Data records
============================================================

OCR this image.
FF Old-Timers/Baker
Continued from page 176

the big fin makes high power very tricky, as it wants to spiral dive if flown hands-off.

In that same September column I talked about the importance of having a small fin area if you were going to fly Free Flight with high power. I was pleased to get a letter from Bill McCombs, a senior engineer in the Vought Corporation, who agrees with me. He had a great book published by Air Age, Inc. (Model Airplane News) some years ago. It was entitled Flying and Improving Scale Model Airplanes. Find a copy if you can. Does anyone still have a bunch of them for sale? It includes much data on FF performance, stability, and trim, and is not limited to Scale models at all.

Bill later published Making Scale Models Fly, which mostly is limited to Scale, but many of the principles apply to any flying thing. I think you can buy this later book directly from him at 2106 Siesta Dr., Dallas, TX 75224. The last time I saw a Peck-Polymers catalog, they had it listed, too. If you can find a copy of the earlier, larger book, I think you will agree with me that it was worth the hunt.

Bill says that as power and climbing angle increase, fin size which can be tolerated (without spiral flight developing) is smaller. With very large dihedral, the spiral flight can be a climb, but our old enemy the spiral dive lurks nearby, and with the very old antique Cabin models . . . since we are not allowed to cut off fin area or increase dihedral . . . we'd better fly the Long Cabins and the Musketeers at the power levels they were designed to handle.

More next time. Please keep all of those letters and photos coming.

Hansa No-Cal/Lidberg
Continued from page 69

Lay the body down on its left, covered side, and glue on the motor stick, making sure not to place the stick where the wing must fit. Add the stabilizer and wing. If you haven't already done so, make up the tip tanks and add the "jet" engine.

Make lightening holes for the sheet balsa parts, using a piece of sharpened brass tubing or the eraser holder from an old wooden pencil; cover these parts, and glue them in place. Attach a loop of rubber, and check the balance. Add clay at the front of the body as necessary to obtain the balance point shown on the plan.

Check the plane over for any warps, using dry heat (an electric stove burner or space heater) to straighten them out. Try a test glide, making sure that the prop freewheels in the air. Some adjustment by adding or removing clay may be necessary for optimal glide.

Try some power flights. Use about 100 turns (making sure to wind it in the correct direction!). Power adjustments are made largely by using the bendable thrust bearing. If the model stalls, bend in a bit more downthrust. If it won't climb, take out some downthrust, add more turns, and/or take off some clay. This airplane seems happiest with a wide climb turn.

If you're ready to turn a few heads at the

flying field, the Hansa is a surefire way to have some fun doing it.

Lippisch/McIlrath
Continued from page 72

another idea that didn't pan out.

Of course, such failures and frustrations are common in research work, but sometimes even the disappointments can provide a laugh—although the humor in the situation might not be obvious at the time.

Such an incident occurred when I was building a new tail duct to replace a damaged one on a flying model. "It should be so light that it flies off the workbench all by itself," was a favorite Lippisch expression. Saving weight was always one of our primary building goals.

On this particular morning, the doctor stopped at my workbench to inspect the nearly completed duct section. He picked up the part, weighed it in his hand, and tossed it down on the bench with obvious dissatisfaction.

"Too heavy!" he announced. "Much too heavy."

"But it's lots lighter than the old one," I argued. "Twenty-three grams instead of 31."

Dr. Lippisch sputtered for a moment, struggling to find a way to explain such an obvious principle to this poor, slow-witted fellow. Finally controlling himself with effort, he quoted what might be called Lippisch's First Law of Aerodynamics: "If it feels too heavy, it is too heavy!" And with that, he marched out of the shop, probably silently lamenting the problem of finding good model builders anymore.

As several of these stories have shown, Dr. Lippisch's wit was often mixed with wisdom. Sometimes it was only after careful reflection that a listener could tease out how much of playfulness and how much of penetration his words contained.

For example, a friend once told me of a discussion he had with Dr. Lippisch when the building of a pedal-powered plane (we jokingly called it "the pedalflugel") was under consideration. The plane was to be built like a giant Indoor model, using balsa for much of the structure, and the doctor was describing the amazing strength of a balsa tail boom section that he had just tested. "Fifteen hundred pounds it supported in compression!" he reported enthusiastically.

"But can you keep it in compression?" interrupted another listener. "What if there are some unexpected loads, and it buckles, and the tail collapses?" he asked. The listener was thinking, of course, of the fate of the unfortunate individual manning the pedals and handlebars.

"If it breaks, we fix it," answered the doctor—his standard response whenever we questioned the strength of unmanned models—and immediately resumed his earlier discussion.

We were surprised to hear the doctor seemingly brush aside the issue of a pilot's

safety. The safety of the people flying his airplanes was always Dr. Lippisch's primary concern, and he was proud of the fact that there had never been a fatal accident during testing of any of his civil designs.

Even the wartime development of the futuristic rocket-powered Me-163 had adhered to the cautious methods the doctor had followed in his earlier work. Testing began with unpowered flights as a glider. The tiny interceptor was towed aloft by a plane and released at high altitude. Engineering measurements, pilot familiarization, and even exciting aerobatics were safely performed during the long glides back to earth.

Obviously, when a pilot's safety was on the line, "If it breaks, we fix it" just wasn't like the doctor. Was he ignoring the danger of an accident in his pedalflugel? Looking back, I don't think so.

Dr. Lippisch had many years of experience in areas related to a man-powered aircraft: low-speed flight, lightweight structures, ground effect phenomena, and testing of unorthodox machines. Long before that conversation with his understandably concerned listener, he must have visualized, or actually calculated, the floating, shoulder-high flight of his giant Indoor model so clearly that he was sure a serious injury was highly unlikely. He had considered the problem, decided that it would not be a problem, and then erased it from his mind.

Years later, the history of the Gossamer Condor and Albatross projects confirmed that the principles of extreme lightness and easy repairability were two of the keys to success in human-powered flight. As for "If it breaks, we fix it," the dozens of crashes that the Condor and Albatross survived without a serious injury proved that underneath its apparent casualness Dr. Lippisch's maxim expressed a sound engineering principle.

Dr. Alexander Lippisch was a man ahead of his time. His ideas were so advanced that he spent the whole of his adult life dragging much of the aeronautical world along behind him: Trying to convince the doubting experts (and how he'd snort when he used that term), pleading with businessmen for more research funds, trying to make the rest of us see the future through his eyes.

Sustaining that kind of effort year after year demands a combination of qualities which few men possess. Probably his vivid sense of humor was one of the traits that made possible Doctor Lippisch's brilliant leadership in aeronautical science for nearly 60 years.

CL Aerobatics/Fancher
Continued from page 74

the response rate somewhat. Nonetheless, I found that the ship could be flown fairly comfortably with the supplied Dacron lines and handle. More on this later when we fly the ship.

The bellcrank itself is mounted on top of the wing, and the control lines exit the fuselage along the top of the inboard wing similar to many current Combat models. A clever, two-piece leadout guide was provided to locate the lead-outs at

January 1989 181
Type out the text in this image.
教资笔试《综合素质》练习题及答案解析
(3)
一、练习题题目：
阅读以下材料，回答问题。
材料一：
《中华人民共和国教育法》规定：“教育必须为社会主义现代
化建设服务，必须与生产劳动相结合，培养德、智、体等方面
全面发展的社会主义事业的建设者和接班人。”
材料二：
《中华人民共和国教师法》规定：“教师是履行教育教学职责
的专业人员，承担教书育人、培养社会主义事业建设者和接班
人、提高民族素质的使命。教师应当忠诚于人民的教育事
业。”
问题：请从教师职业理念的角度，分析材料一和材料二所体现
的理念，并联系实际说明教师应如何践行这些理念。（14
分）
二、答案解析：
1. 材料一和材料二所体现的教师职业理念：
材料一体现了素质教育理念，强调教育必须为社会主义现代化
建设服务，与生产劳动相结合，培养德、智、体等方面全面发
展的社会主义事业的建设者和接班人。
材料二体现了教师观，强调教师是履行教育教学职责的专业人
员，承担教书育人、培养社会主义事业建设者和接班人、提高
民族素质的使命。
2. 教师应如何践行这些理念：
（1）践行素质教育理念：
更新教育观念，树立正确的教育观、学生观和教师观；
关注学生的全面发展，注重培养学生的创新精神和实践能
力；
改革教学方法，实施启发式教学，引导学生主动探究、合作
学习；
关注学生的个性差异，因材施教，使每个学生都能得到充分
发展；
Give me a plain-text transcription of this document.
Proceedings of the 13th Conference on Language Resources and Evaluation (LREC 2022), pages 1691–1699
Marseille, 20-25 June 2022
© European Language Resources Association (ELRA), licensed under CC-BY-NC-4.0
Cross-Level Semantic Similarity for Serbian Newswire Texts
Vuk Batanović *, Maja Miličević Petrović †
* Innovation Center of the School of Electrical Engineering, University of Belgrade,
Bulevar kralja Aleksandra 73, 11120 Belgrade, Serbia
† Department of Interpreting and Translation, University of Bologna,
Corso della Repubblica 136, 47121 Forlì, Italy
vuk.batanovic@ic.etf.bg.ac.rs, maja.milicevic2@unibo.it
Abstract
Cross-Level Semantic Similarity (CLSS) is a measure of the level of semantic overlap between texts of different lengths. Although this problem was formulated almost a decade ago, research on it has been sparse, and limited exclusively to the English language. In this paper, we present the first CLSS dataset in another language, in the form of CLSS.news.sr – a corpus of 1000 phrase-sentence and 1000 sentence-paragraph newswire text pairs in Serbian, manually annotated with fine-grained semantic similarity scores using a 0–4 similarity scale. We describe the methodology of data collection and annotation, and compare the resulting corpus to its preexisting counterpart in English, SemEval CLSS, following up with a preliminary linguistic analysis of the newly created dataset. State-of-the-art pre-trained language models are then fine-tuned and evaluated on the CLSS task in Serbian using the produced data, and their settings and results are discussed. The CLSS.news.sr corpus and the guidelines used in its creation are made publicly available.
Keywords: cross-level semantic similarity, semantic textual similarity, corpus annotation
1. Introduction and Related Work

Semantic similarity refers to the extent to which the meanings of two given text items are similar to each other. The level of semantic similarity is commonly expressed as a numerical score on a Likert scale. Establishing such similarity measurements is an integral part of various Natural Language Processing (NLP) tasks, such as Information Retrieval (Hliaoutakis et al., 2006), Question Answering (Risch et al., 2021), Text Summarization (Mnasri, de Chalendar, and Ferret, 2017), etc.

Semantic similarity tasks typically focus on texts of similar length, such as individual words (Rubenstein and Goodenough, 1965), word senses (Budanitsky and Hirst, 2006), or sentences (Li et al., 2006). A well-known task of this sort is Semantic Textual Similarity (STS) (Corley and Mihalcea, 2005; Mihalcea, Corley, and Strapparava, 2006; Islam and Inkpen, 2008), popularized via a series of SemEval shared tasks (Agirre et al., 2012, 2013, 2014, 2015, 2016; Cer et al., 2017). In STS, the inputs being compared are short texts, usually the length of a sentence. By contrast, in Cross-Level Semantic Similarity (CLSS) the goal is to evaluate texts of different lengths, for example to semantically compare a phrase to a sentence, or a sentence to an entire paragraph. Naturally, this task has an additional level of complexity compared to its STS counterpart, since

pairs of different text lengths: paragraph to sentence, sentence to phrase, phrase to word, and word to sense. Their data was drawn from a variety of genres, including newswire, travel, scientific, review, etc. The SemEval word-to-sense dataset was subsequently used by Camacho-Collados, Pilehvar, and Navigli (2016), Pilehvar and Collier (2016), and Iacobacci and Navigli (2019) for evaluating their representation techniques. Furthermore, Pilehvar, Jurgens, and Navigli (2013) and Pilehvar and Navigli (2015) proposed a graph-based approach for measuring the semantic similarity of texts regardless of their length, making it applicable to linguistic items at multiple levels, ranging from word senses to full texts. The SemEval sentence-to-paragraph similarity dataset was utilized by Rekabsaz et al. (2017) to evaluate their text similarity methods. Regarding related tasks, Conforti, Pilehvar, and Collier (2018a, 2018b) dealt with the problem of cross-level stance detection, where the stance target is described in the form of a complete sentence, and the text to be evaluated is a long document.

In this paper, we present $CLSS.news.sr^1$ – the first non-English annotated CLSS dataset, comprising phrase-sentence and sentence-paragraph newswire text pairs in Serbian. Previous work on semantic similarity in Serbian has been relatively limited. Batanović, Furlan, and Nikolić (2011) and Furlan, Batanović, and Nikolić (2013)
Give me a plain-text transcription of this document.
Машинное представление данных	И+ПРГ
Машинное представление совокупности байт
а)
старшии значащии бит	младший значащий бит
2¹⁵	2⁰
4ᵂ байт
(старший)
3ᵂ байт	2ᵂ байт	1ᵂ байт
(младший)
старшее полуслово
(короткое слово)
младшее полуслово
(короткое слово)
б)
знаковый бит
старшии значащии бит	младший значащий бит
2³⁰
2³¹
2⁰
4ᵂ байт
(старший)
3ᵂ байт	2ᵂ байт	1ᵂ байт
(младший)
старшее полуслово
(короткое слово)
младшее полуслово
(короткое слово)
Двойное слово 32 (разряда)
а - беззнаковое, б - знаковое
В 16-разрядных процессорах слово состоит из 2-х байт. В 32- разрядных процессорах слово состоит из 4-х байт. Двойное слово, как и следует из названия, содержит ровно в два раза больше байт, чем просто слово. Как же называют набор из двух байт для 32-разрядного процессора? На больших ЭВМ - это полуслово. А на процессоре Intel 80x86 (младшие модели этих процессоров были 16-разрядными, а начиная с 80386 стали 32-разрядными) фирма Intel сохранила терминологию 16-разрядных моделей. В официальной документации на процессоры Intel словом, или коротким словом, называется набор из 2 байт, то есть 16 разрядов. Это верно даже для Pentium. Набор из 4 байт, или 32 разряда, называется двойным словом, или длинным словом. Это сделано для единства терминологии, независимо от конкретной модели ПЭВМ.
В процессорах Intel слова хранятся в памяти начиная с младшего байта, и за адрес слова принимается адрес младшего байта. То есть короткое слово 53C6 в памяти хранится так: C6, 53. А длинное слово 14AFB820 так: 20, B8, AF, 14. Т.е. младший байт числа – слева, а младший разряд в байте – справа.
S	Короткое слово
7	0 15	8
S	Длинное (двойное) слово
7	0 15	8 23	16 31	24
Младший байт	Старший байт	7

============================================================

- **Task description**:
Report the number of lines holding the string "keep", without any other words.

- **Reply to the exercise**:
2